[start Extracted material]

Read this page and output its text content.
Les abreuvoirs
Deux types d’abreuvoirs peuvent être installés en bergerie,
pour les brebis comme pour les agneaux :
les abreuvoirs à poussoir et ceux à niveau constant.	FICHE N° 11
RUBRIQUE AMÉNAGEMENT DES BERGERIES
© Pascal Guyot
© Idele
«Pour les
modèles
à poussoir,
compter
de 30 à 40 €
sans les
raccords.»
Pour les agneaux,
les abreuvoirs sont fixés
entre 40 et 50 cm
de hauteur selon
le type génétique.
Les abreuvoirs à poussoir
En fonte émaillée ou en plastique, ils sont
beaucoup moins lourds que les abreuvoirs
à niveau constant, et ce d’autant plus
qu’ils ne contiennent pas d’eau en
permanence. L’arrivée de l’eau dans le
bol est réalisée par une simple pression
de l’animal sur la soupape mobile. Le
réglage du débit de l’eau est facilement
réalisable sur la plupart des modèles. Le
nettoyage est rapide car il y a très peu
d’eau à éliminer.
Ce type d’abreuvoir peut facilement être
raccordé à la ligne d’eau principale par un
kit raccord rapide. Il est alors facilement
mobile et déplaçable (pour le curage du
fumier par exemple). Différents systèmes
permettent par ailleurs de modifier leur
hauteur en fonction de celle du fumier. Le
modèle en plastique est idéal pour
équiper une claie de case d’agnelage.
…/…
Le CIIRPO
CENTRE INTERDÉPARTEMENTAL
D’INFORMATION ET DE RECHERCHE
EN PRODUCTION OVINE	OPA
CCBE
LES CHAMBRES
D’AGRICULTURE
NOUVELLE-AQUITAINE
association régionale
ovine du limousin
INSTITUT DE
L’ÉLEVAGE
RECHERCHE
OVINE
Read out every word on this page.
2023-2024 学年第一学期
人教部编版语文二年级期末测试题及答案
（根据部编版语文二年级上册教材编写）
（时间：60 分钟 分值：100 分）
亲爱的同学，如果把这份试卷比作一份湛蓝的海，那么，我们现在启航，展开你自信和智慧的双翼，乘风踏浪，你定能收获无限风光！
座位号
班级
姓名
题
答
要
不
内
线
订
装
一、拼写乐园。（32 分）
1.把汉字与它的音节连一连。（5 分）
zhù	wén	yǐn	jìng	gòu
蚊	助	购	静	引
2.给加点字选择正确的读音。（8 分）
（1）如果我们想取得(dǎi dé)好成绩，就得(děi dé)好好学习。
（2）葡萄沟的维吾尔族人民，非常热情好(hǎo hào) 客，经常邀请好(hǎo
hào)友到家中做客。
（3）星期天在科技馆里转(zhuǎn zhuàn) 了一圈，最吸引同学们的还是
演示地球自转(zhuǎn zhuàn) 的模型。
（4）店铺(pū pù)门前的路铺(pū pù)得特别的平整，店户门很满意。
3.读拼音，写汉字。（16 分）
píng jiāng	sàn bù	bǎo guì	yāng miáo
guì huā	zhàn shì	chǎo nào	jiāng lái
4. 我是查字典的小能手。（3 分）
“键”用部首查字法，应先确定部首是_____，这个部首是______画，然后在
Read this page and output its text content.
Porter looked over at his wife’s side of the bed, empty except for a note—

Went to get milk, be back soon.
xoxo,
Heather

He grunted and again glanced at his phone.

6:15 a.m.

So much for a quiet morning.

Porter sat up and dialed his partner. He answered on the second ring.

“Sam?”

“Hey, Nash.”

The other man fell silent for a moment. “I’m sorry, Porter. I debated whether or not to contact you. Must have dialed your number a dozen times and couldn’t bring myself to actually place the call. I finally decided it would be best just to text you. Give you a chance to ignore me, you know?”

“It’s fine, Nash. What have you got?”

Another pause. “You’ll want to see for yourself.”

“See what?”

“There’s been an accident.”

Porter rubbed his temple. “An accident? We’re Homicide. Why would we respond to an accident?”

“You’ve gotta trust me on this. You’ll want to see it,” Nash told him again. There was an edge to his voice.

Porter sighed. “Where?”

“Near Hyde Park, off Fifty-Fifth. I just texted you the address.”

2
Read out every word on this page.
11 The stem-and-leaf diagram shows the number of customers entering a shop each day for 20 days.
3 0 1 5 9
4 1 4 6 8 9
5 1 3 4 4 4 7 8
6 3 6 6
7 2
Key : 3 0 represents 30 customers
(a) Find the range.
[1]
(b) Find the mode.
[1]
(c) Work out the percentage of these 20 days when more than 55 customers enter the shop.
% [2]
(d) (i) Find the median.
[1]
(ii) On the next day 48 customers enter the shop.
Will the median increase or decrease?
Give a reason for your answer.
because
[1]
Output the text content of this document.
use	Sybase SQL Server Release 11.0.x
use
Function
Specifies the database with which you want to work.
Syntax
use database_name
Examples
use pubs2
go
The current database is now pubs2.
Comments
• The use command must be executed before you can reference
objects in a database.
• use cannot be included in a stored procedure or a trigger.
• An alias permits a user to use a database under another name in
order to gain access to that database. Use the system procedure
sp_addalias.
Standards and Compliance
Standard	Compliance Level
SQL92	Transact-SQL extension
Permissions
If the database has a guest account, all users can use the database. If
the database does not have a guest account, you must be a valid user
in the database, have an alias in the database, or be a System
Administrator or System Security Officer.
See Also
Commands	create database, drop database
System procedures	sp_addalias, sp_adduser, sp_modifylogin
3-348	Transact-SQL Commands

[end Extracted material]

> Do this:
Reproduce all of the entries word for word.

> Written reply:
Read this page and output its text content.
Les abreuvoirs
Deux types d’abreuvoirs peuvent être installés en bergerie,
pour les brebis comme pour les agneaux :
les abreuvoirs à poussoir et ceux à niveau constant.	FICHE N° 11
RUBRIQUE AMÉNAGEMENT DES BERGERIES
© Pascal Guyot
© Idele
«Pour les
modèles
à poussoir,
compter
de 30 à 40 €
sans les
raccords.»
Pour les agneaux,
les abreuvoirs sont fixés
entre 40 et 50 cm
de hauteur selon
le type génétique.
Les abreuvoirs à poussoir
En fonte émaillée ou en plastique, ils sont
beaucoup moins lourds que les abreuvoirs
à niveau constant, et ce d’autant plus
qu’ils ne contiennent pas d’eau en
permanence. L’arrivée de l’eau dans le
bol est réalisée par une simple pression
de l’animal sur la soupape mobile. Le
réglage du débit de l’eau est facilement
réalisable sur la plupart des modèles. Le
nettoyage est rapide car il y a très peu
d’eau à éliminer.
Ce type d’abreuvoir peut facilement être
raccordé à la ligne d’eau principale par un
kit raccord rapide. Il est alors facilement
mobile et déplaçable (pour le curage du
fumier par exemple). Différents systèmes
permettent par ailleurs de modifier leur
hauteur en fonction de celle du fumier. Le
modèle en plastique est idéal pour
équiper une claie de case d’agnelage.
…/…
Le CIIRPO
CENTRE INTERDÉPARTEMENTAL
D’INFORMATION ET DE RECHERCHE
EN PRODUCTION OVINE	OPA
CCBE
LES CHAMBRES
D’AGRICULTURE
NOUVELLE-AQUITAINE
association régionale
ovine du limousin
INSTITUT DE
L’ÉLEVAGE
RECHERCHE
OVINE
Read out every word on this page.
2023-2024 学年第一学期
人教部编版语文二年级期末测试题及答案
（根据部编版语文二年级上册教材编写）
（时间：60 分钟 分值：100 分）
亲爱的同学，如果把这份试卷比作一份湛蓝的海，那么，我们现在启航，展开你自信和智慧的双翼，乘风踏浪，你定能收获无限风光！
座位号
班级
姓名
题
答
要
不
内
线
订
装
一、拼写乐园。（32 分）
1.把汉字与它的音节连一连。（5 分）
zhù	wén	yǐn	jìng	gòu
蚊	助	购	静	引
2.给加点字选择正确的读音。（8 分）
（1）如果我们想取得(dǎi dé)好成绩，就得(děi dé)好好学习。
（2）葡萄沟的维吾尔族人民，非常热情好(hǎo hào) 客，经常邀请好(hǎo
hào)友到家中做客。
（3）星期天在科技馆里转(zhuǎn zhuàn) 了一圈，最吸引同学们的还是
演示地球自转(zhuǎn zhuàn) 的模型。
（4）店铺(pū pù)门前的路铺(pū pù)得特别的平整，店户门很满意。
3.读拼音，写汉字。（16 分）
píng jiāng	sàn bù	bǎo guì	yāng miáo
guì huā	zhàn shì	chǎo nào	jiāng lái
4. 我是查字典的小能手。（3 分）
“键”用部首查字法，应先确定部首是_____，这个部首是______画，然后在
Read this page and output its text content.
Porter looked over at his wife’s side of the bed, empty except for a note—

Went to get milk, be back soon.
xoxo,
Heather

He grunted and again glanced at his phone.

6:15 a.m.

So much for a quiet morning.

Porter sat up and dialed his partner. He answered on the second ring.

“Sam?”

“Hey, Nash.”

The other man fell silent for a moment. “I’m sorry, Porter. I debated whether or not to contact you. Must have dialed your number a dozen times and couldn’t bring myself to actually place the call. I finally decided it would be best just to text you. Give you a chance to ignore me, you know?”

“It’s fine, Nash. What have you got?”

Another pause. “You’ll want to see for yourself.”

“See what?”

“There’s been an accident.”

Porter rubbed his temple. “An accident? We’re Homicide. Why would we respond to an accident?”

“You’ve gotta trust me on this. You’ll want to see it,” Nash told him again. There was an edge to his voice.

Porter sighed. “Where?”

“Near Hyde Park, off Fifty-Fifth. I just texted you the address.”

2
Read out every word on this page.
11 The stem-and-leaf diagram shows the number of customers entering a shop each day for 20 days.
3 0 1 5 9
4 1 4 6 8 9
5 1 3 4 4 4 7 8
6 3 6 6
7 2
Key : 3 0 represents 30 customers
(a) Find the range.
[1]
(b) Find the mode.
[1]
(c) Work out the percentage of these 20 days when more than 55 customers enter the shop.
% [2]
(d) (i) Find the median.
[1]
(ii) On the next day 48 customers enter the shop.
Will the median increase or decrease?
Give a reason for your answer.
because
[1]
Output the text content of this document.
use	Sybase SQL Server Release 11.0.x
use
Function
Specifies the database with which you want to work.
Syntax
use database_name
Examples
use pubs2
go
The current database is now pubs2.
Comments
• The use command must be executed before you can reference
objects in a database.
• use cannot be included in a stored procedure or a trigger.
• An alias permits a user to use a database under another name in
order to gain access to that database. Use the system procedure
sp_addalias.
Standards and Compliance
Standard	Compliance Level
SQL92	Transact-SQL extension
Permissions
If the database has a guest account, all users can use the database. If
the database does not have a guest account, you must be a valid user
in the database, have an alias in the database, or be a System
Administrator or System Security Officer.
See Also
Commands	create database, drop database
System procedures	sp_addalias, sp_adduser, sp_modifylogin
3-348	Transact-SQL Commands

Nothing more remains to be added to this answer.